## BEGIN Raw records

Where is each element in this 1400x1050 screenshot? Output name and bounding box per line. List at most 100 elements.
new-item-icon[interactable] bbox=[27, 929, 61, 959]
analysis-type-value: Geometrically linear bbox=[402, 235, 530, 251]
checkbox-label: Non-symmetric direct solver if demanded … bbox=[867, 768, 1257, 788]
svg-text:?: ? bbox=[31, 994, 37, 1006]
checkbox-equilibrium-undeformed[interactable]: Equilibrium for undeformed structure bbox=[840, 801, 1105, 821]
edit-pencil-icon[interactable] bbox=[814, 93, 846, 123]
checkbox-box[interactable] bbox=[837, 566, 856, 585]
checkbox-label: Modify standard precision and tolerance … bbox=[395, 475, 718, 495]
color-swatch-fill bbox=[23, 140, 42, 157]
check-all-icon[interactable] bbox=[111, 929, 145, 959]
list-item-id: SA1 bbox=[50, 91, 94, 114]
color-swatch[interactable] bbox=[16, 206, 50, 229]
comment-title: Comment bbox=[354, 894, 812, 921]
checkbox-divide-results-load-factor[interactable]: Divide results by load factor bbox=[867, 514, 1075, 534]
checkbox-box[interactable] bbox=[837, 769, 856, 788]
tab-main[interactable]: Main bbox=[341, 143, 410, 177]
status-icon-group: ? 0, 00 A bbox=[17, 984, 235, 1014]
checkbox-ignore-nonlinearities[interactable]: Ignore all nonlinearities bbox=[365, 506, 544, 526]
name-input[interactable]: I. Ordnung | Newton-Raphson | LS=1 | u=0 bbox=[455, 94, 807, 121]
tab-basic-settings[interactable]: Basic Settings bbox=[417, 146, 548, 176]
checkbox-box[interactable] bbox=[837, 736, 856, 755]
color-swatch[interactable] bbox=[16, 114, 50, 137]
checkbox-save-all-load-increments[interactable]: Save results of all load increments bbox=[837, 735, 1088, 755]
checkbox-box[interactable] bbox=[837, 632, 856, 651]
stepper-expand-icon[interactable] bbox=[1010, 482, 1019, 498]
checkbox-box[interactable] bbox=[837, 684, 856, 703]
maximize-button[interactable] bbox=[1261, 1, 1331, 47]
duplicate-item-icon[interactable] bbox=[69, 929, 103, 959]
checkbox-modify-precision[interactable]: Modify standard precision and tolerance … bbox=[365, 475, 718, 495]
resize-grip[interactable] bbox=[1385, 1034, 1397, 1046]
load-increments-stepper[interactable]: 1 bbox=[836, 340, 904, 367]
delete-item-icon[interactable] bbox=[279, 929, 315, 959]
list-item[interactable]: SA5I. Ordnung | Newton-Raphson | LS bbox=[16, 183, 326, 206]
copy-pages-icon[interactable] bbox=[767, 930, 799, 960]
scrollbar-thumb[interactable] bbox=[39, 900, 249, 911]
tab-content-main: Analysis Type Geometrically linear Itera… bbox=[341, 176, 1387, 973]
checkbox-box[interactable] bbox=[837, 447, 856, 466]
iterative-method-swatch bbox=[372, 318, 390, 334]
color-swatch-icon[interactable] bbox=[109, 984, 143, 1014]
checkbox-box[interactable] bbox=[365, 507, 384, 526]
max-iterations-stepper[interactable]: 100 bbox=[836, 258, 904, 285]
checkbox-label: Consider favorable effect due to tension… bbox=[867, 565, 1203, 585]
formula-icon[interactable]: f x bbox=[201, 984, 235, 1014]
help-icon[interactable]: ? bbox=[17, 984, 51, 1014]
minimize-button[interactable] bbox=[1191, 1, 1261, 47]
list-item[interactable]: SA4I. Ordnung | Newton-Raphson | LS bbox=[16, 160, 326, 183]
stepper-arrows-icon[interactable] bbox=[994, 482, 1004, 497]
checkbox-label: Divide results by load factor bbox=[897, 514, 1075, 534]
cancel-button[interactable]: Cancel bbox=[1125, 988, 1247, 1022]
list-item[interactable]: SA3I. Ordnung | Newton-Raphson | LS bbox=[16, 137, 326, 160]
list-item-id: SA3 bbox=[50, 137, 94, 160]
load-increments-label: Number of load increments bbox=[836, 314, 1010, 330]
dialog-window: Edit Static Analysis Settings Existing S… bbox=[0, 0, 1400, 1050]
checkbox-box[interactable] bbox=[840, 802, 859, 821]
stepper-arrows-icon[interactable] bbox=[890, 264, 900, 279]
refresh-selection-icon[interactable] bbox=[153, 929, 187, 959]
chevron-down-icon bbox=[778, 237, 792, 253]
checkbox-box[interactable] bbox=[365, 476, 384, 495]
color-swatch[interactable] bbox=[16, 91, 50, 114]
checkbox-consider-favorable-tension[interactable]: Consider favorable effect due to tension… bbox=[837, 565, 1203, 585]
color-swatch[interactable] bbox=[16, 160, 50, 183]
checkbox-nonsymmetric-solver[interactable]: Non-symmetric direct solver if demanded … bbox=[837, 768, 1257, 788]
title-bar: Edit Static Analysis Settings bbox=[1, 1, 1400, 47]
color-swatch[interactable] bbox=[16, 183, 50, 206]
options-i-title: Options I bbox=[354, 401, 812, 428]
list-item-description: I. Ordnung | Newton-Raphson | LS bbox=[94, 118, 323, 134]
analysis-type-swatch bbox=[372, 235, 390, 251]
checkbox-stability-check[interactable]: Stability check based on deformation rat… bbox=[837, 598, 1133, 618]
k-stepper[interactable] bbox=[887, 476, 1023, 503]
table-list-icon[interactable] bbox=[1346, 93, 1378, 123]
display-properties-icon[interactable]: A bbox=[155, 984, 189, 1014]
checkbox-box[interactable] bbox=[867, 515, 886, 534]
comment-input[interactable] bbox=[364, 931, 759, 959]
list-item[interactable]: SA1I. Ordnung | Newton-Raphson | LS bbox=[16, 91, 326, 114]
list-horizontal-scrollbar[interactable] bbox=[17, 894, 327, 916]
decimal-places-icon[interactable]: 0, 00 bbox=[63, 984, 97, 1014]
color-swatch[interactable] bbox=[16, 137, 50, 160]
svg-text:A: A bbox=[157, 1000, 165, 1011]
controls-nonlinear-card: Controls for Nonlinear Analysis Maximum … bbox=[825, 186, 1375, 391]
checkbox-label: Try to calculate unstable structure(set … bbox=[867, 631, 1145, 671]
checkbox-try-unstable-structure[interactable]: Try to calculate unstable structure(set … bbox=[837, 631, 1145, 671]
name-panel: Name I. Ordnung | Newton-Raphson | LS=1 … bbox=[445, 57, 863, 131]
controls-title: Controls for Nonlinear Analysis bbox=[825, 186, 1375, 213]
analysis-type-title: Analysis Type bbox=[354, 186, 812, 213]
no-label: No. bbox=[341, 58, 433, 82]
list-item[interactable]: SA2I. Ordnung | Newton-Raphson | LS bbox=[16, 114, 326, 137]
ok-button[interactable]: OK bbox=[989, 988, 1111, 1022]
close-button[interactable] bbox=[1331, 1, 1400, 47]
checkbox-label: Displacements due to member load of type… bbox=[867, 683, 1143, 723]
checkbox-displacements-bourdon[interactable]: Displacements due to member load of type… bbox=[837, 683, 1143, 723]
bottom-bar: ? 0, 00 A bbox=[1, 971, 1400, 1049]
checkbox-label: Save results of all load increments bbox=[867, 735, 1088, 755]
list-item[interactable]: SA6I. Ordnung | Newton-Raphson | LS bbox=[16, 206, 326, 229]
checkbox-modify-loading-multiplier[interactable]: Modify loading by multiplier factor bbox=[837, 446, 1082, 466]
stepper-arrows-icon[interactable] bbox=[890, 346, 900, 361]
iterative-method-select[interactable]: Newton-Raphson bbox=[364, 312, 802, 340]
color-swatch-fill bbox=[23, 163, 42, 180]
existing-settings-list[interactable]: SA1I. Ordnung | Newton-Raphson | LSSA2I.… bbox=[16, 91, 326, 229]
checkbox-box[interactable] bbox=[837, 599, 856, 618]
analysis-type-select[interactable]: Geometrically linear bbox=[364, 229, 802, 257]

## END Raw records

## Exercise directions
Print the lines of the listing from its start through the line containing "checkbox-equilibrium-undeformed[interactable]: Equilibrium for", keeping each one identical to the original.

## Solved exercise
Where is each element in this 1400x1050 screenshot? Output name and bounding box per line. List at most 100 elements.
new-item-icon[interactable] bbox=[27, 929, 61, 959]
analysis-type-value: Geometrically linear bbox=[402, 235, 530, 251]
checkbox-label: Non-symmetric direct solver if demanded … bbox=[867, 768, 1257, 788]
svg-text:?: ? bbox=[31, 994, 37, 1006]
checkbox-equilibrium-undeformed[interactable]: Equilibrium for undeformed structure bbox=[840, 801, 1105, 821]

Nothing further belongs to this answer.